[Recorded data]
— start —

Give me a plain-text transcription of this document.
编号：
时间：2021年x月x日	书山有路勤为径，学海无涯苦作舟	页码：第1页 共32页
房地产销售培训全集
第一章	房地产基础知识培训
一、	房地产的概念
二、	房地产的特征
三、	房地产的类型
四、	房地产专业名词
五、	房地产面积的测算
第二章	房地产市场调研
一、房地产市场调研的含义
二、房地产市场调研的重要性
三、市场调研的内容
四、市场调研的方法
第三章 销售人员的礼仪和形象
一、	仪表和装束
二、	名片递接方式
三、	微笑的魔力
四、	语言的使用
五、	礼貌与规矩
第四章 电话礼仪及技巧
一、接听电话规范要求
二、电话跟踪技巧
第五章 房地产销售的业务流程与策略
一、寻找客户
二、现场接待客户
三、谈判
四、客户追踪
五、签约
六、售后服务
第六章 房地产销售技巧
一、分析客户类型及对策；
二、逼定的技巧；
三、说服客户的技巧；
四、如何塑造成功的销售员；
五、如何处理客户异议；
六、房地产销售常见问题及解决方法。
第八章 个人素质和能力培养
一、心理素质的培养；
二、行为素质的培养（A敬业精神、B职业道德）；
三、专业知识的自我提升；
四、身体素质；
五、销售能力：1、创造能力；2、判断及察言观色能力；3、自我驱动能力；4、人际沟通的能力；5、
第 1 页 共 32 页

— end —

• _Exercise aim_
Quote all the records exactly, please, leaving none out.

• _Task result_
Give me a plain-text transcription of this document.
编号：
时间：2021年x月x日	书山有路勤为径，学海无涯苦作舟	页码：第1页 共32页
房地产销售培训全集
第一章	房地产基础知识培训
一、	房地产的概念
二、	房地产的特征
三、	房地产的类型
四、	房地产专业名词
五、	房地产面积的测算
第二章	房地产市场调研
一、房地产市场调研的含义
二、房地产市场调研的重要性
三、市场调研的内容
四、市场调研的方法
第三章 销售人员的礼仪和形象
一、	仪表和装束
二、	名片递接方式
三、	微笑的魔力
四、	语言的使用
五、	礼貌与规矩
第四章 电话礼仪及技巧
一、接听电话规范要求
二、电话跟踪技巧
第五章 房地产销售的业务流程与策略
一、寻找客户
二、现场接待客户
三、谈判
四、客户追踪
五、签约
六、售后服务
第六章 房地产销售技巧
一、分析客户类型及对策；
二、逼定的技巧；
三、说服客户的技巧；
四、如何塑造成功的销售员；
五、如何处理客户异议；
六、房地产销售常见问题及解决方法。
第八章 个人素质和能力培养
一、心理素质的培养；
二、行为素质的培养（A敬业精神、B职业道德）；
三、专业知识的自我提升；
四、身体素质；
五、销售能力：1、创造能力；2、判断及察言观色能力；3、自我驱动能力；4、人际沟通的能力；5、
第 1 页 共 32 页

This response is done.